_Aim of the task_
Copy out every line of the items below word for word, without changing anything.

• • • • • • •

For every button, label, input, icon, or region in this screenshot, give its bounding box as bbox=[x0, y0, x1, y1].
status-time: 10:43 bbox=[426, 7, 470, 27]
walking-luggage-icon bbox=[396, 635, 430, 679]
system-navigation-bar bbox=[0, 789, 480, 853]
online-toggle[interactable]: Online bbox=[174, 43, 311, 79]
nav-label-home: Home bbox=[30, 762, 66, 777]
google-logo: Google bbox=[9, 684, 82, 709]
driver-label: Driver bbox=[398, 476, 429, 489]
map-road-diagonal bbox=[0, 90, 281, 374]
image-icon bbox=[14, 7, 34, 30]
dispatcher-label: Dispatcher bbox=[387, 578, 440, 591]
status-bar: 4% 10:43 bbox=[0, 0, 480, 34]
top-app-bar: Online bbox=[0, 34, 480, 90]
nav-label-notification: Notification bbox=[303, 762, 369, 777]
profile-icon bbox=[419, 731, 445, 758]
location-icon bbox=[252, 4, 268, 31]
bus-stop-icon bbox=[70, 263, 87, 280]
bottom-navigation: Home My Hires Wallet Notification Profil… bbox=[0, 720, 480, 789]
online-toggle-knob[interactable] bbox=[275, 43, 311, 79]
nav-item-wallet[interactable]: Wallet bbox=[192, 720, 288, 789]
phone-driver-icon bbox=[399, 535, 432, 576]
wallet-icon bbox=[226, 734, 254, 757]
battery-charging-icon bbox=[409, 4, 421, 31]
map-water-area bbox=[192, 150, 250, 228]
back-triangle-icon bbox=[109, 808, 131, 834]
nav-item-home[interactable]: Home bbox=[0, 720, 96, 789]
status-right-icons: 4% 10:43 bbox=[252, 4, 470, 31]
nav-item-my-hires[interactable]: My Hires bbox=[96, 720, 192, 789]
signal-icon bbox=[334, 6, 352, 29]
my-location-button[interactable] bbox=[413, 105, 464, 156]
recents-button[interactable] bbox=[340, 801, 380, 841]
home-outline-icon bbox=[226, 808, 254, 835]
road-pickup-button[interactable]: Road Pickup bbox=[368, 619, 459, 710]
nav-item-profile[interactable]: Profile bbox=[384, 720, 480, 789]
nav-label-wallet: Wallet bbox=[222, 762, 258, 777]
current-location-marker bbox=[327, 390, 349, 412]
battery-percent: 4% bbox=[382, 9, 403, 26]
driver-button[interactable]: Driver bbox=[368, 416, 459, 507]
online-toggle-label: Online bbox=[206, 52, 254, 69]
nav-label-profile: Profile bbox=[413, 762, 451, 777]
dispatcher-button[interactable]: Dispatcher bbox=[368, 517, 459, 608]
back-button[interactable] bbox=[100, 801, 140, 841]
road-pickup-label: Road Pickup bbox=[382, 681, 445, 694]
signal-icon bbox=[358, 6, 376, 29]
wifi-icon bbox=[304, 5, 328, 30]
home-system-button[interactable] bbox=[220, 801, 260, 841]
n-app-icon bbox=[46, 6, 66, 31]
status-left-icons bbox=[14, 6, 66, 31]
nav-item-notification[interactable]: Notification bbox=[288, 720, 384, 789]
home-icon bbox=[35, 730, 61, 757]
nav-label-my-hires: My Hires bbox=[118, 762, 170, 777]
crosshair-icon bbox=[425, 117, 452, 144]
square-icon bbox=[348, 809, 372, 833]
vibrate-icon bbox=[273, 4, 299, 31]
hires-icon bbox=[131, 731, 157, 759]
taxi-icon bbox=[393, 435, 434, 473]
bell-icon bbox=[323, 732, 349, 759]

• • • • • • •

_Solution below_
For every button, label, input, icon, or region in this screenshot, give its bounding box as bbox=[x0, y0, x1, y1].
status-time: 10:43 bbox=[426, 7, 470, 27]
walking-luggage-icon bbox=[396, 635, 430, 679]
system-navigation-bar bbox=[0, 789, 480, 853]
online-toggle[interactable]: Online bbox=[174, 43, 311, 79]
nav-label-home: Home bbox=[30, 762, 66, 777]
google-logo: Google bbox=[9, 684, 82, 709]
driver-label: Driver bbox=[398, 476, 429, 489]
map-road-diagonal bbox=[0, 90, 281, 374]
image-icon bbox=[14, 7, 34, 30]
dispatcher-label: Dispatcher bbox=[387, 578, 440, 591]
status-bar: 4% 10:43 bbox=[0, 0, 480, 34]
top-app-bar: Online bbox=[0, 34, 480, 90]
nav-label-notification: Notification bbox=[303, 762, 369, 777]
profile-icon bbox=[419, 731, 445, 758]
location-icon bbox=[252, 4, 268, 31]
bus-stop-icon bbox=[70, 263, 87, 280]
bottom-navigation: Home My Hires Wallet Notification Profil… bbox=[0, 720, 480, 789]
online-toggle-knob[interactable] bbox=[275, 43, 311, 79]
nav-item-wallet[interactable]: Wallet bbox=[192, 720, 288, 789]
phone-driver-icon bbox=[399, 535, 432, 576]
wallet-icon bbox=[226, 734, 254, 757]
battery-charging-icon bbox=[409, 4, 421, 31]
map-water-area bbox=[192, 150, 250, 228]
back-triangle-icon bbox=[109, 808, 131, 834]
nav-item-home[interactable]: Home bbox=[0, 720, 96, 789]
status-right-icons: 4% 10:43 bbox=[252, 4, 470, 31]
nav-item-my-hires[interactable]: My Hires bbox=[96, 720, 192, 789]
signal-icon bbox=[334, 6, 352, 29]
my-location-button[interactable] bbox=[413, 105, 464, 156]
recents-button[interactable] bbox=[340, 801, 380, 841]
home-outline-icon bbox=[226, 808, 254, 835]
road-pickup-button[interactable]: Road Pickup bbox=[368, 619, 459, 710]
nav-item-profile[interactable]: Profile bbox=[384, 720, 480, 789]
nav-label-wallet: Wallet bbox=[222, 762, 258, 777]
current-location-marker bbox=[327, 390, 349, 412]
battery-percent: 4% bbox=[382, 9, 403, 26]
driver-button[interactable]: Driver bbox=[368, 416, 459, 507]
online-toggle-label: Online bbox=[206, 52, 254, 69]
nav-label-profile: Profile bbox=[413, 762, 451, 777]
dispatcher-button[interactable]: Dispatcher bbox=[368, 517, 459, 608]
back-button[interactable] bbox=[100, 801, 140, 841]
road-pickup-label: Road Pickup bbox=[382, 681, 445, 694]
signal-icon bbox=[358, 6, 376, 29]
wifi-icon bbox=[304, 5, 328, 30]
home-system-button[interactable] bbox=[220, 801, 260, 841]
n-app-icon bbox=[46, 6, 66, 31]
status-left-icons bbox=[14, 6, 66, 31]
nav-item-notification[interactable]: Notification bbox=[288, 720, 384, 789]
home-icon bbox=[35, 730, 61, 757]
nav-label-my-hires: My Hires bbox=[118, 762, 170, 777]
crosshair-icon bbox=[425, 117, 452, 144]
square-icon bbox=[348, 809, 372, 833]
vibrate-icon bbox=[273, 4, 299, 31]
hires-icon bbox=[131, 731, 157, 759]
taxi-icon bbox=[393, 435, 434, 473]
bell-icon bbox=[323, 732, 349, 759]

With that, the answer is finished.